WORK TO DO :: Within the records that follow, find every line containing the string "JSON". Copy those lines.

INPUT ::
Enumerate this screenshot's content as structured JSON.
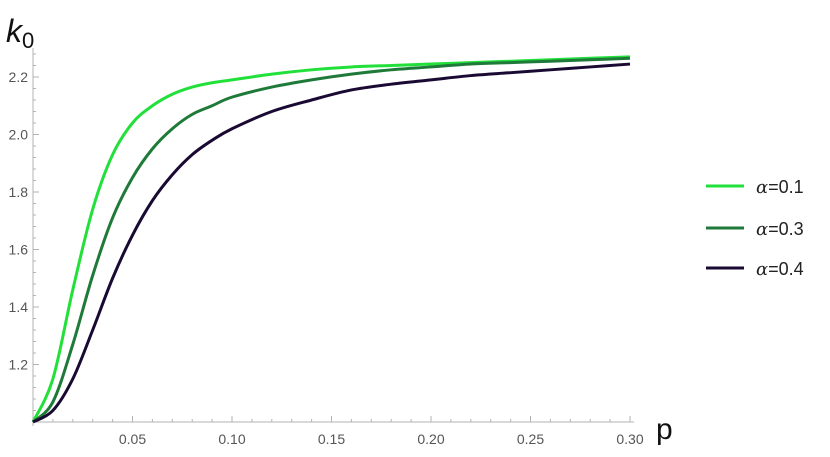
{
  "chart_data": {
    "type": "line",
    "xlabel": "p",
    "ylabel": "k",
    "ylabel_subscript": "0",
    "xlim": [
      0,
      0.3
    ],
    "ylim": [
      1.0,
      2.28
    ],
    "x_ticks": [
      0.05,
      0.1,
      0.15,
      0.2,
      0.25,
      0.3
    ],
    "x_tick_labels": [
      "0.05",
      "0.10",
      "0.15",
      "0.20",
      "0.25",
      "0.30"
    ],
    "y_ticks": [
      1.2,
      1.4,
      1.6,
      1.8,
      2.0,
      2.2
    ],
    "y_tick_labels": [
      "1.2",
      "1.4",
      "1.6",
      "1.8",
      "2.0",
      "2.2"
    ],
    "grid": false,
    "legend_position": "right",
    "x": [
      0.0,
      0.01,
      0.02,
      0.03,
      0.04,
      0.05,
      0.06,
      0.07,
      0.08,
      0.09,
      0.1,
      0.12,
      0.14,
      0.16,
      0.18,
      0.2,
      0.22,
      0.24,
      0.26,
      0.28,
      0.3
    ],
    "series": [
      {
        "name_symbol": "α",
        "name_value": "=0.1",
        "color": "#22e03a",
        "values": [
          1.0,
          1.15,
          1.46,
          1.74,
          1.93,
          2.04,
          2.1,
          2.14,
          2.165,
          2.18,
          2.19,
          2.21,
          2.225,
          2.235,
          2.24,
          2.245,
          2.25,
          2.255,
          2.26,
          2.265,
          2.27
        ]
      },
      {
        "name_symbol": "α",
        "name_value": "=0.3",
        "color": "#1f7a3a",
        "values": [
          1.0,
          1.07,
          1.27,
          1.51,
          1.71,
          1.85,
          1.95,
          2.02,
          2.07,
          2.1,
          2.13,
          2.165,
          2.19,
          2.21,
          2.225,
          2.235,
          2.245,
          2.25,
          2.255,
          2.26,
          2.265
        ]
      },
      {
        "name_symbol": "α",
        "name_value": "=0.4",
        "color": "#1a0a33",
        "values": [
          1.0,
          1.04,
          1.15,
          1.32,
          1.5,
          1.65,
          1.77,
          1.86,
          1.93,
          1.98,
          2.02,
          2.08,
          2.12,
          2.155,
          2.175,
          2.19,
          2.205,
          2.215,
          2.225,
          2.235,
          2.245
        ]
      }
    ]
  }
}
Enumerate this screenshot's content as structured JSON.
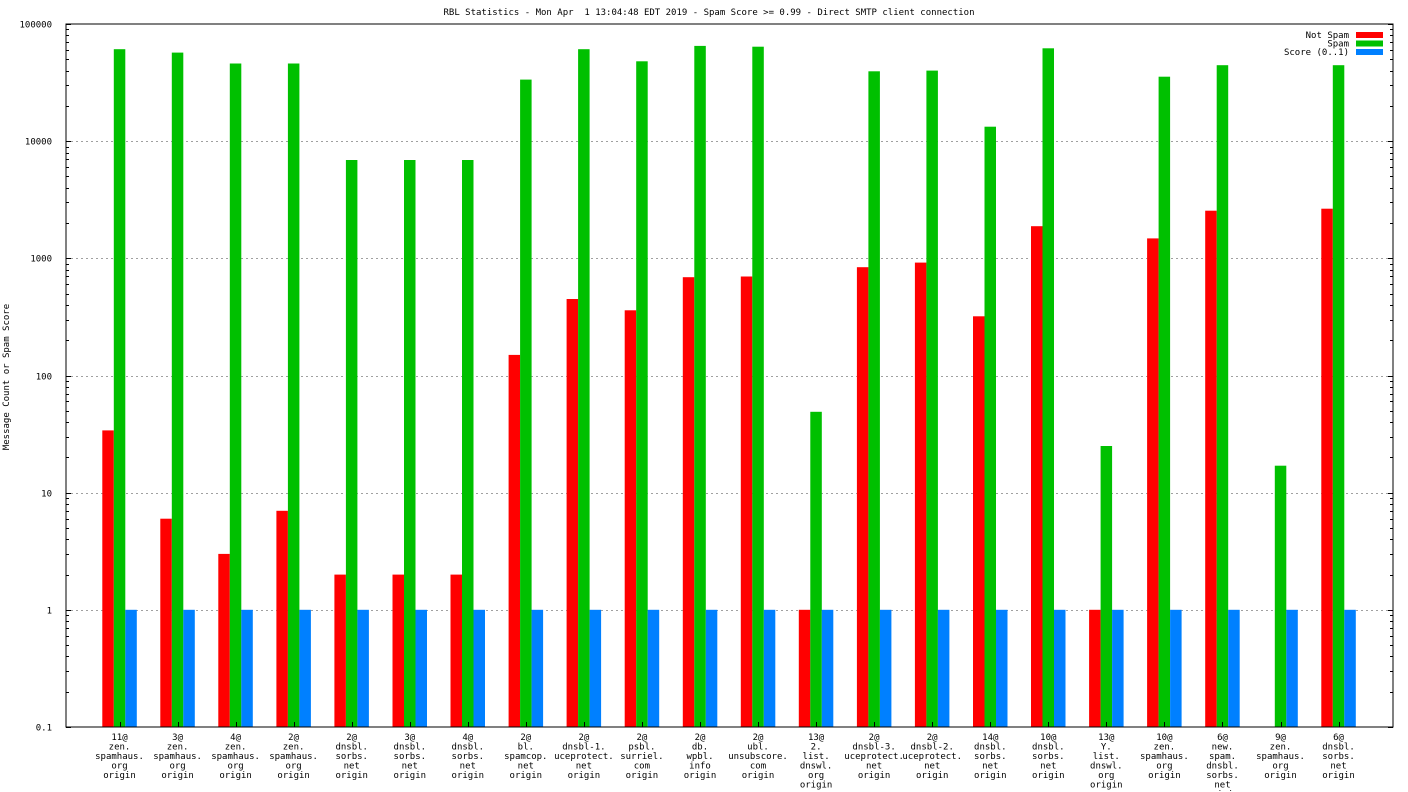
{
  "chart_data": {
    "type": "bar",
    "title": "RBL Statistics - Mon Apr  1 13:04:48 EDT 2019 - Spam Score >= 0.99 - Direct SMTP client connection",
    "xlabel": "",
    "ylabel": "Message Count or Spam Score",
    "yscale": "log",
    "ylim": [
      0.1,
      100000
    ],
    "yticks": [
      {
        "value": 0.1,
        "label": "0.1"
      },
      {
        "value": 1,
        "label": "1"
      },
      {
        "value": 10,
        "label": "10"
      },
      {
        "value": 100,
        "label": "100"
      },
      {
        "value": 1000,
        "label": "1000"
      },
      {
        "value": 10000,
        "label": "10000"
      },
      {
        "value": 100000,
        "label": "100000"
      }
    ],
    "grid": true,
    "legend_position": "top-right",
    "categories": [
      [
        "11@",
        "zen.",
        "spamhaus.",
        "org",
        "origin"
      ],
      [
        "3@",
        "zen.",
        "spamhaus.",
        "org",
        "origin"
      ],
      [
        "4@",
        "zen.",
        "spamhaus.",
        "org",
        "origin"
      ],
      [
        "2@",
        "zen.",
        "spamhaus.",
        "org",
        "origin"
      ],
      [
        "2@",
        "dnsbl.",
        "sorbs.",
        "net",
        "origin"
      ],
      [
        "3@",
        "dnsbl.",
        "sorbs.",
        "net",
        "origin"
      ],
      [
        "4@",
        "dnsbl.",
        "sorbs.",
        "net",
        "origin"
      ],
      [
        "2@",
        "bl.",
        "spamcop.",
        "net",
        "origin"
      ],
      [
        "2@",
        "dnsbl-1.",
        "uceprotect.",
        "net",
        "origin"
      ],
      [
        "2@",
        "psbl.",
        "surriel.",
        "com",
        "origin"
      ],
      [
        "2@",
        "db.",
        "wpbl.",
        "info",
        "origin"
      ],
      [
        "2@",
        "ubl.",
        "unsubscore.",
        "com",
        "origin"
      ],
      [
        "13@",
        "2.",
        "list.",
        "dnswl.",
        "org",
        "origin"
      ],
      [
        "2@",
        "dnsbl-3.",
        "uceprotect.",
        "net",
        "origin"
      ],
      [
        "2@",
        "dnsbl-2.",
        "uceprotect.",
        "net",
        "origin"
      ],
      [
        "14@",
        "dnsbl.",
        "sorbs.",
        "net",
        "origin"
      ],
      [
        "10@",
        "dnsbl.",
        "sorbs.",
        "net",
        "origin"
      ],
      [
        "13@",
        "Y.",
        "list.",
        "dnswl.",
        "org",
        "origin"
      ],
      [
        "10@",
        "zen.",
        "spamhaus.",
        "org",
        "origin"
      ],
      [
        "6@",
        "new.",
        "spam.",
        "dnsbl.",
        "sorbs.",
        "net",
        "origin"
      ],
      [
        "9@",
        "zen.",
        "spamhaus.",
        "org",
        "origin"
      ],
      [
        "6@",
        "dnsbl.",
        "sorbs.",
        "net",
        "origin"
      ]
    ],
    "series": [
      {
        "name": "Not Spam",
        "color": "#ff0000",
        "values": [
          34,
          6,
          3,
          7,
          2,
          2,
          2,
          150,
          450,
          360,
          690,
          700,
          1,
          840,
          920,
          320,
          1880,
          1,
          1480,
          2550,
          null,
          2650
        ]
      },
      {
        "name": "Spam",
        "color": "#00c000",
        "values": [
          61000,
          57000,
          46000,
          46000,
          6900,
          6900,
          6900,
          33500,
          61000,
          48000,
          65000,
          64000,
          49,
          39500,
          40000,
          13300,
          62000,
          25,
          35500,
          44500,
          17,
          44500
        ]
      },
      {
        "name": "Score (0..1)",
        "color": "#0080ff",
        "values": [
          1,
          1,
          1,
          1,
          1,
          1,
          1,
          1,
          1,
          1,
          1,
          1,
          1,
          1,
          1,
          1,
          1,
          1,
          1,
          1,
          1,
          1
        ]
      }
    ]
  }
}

--

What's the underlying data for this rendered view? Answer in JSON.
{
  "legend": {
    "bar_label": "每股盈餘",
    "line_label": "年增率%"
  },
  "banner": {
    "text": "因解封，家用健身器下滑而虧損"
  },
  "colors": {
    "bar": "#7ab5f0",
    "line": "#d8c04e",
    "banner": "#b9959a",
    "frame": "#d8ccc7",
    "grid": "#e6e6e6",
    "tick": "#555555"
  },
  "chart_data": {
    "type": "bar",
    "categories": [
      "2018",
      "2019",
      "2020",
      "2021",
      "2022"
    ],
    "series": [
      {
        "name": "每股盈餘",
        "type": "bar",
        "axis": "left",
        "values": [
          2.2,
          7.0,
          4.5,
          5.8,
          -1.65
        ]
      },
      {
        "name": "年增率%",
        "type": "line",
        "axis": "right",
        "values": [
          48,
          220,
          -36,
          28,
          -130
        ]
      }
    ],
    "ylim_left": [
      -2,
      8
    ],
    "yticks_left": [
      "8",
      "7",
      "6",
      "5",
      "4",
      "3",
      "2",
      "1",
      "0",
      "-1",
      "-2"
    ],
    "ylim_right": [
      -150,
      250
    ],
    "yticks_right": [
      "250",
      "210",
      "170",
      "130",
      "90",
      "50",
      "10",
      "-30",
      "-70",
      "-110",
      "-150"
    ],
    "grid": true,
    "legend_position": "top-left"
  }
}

==

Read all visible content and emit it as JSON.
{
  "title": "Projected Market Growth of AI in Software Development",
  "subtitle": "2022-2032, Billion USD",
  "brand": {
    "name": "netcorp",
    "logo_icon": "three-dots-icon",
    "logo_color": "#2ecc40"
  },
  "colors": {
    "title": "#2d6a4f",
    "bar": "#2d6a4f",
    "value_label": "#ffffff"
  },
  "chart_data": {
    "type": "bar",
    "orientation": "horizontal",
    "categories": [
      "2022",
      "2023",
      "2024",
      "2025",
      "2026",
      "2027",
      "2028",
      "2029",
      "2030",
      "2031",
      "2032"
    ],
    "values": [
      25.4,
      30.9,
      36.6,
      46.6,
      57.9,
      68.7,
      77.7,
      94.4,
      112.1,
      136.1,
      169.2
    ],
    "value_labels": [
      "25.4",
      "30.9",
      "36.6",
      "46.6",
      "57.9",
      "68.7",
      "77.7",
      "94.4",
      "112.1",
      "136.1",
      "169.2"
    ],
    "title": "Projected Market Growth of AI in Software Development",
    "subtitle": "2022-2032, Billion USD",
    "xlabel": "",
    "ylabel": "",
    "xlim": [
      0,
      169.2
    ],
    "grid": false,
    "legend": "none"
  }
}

ANSWER TO THIS EXERCISE ::
Enumerate this screenshot's content as structured JSON.
Enumerate this screenshot's content as structured JSON.
What's the underlying data for this rendered view? Answer in JSON.
Read all visible content and emit it as JSON.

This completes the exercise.